#### THE INPUT:
━━━━━━━━━━━━━━━━━━━━

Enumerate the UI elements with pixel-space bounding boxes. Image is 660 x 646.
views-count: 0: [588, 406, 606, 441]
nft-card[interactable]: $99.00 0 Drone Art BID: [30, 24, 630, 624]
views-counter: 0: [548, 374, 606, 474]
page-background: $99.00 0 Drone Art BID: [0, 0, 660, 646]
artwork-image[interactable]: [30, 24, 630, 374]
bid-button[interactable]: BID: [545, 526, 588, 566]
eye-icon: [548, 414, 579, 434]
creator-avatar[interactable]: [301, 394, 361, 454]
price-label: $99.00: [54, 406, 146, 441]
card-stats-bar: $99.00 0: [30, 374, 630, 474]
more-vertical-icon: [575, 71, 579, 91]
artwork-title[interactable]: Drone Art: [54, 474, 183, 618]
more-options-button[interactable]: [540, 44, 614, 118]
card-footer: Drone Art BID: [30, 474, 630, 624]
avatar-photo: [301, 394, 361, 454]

━━━━━━━━━━━━━━━━━━━━

Convert the records above into a JSON list of strings, one string per line, skipping any blank lines.

#### SOLUTION TO THE EXERCISE:
[
  "Enumerate the UI elements with pixel-space bounding boxes. Image is 660 x 646.",
  "views-count: 0: [588, 406, 606, 441]",
  "nft-card[interactable]: $99.00 0 Drone Art BID: [30, 24, 630, 624]",
  "views-counter: 0: [548, 374, 606, 474]",
  "page-background: $99.00 0 Drone Art BID: [0, 0, 660, 646]",
  "artwork-image[interactable]: [30, 24, 630, 374]",
  "bid-button[interactable]: BID: [545, 526, 588, 566]",
  "eye-icon: [548, 414, 579, 434]",
  "creator-avatar[interactable]: [301, 394, 361, 454]",
  "price-label: $99.00: [54, 406, 146, 441]",
  "card-stats-bar: $99.00 0: [30, 374, 630, 474]",
  "more-vertical-icon: [575, 71, 579, 91]",
  "artwork-title[interactable]: Drone Art: [54, 474, 183, 618]",
  "more-options-button[interactable]: [540, 44, 614, 118]",
  "card-footer: Drone Art BID: [30, 474, 630, 624]",
  "avatar-photo: [301, 394, 361, 454]"
]